_GIVEN PROBLEM_.
Return each line of the listing that contains the string "this".

(Data records)

╭──

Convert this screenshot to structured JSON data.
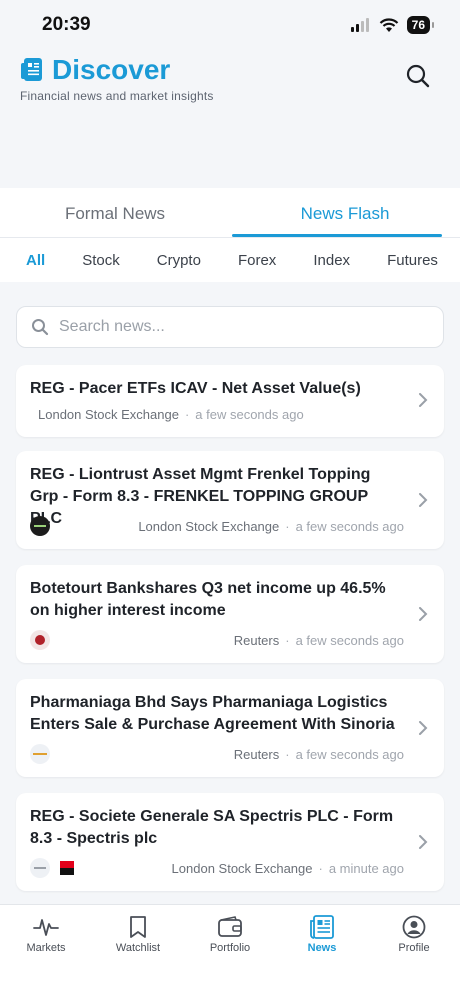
{
  "status": {
    "time": "20:39",
    "battery": "76"
  },
  "header": {
    "title": "Discover",
    "subtitle": "Financial news and market insights"
  },
  "main_tabs": [
    {
      "label": "Formal News"
    },
    {
      "label": "News Flash"
    }
  ],
  "category_tabs": [
    {
      "label": "All"
    },
    {
      "label": "Stock"
    },
    {
      "label": "Crypto"
    },
    {
      "label": "Forex"
    },
    {
      "label": "Index"
    },
    {
      "label": "Futures"
    }
  ],
  "search": {
    "placeholder": "Search news...",
    "value": ""
  },
  "news": [
    {
      "title": "REG - Pacer ETFs ICAV - Net Asset Value(s)",
      "source": "London Stock Exchange",
      "time": "a few seconds ago"
    },
    {
      "title": "REG - Liontrust Asset Mgmt Frenkel Topping Grp - Form 8.3 - FRENKEL TOPPING GROUP PLC",
      "source": "London Stock Exchange",
      "time": "a few seconds ago"
    },
    {
      "title": "Botetourt Bankshares Q3 net income up 46.5% on higher interest income",
      "source": "Reuters",
      "time": "a few seconds ago"
    },
    {
      "title": "Pharmaniaga Bhd Says Pharmaniaga Logistics Enters Sale & Purchase Agreement With Sinoria",
      "source": "Reuters",
      "time": "a few seconds ago"
    },
    {
      "title": "REG - Societe Generale SA Spectris PLC - Form 8.3 - Spectris plc",
      "source": "London Stock Exchange",
      "time": "a minute ago"
    }
  ],
  "bottom_nav": [
    {
      "label": "Markets",
      "icon": "pulse-icon"
    },
    {
      "label": "Watchlist",
      "icon": "bookmark-icon"
    },
    {
      "label": "Portfolio",
      "icon": "wallet-icon"
    },
    {
      "label": "News",
      "icon": "newspaper-icon"
    },
    {
      "label": "Profile",
      "icon": "user-icon"
    }
  ],
  "colors": {
    "accent": "#1b9ad6"
  }
}
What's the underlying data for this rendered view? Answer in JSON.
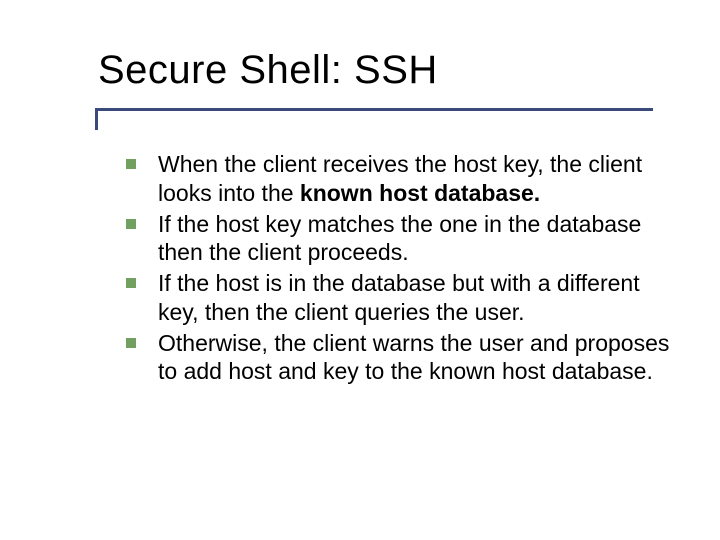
{
  "title": "Secure Shell: SSH",
  "bullets": [
    {
      "pre": "When the client receives the host key, the client looks into the ",
      "bold": "known host database.",
      "post": ""
    },
    {
      "pre": "If the host key matches the one in the database then the client proceeds.",
      "bold": "",
      "post": ""
    },
    {
      "pre": "If the host is in the database but with a different key, then the client queries the user.",
      "bold": "",
      "post": ""
    },
    {
      "pre": "Otherwise, the client warns the user and proposes to add host and key to the known host database.",
      "bold": "",
      "post": ""
    }
  ]
}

╰──

_ANSWER BELOW_.
Convert this screenshot to structured JSON data.
What's the underlying data for this rendered view? Answer in JSON.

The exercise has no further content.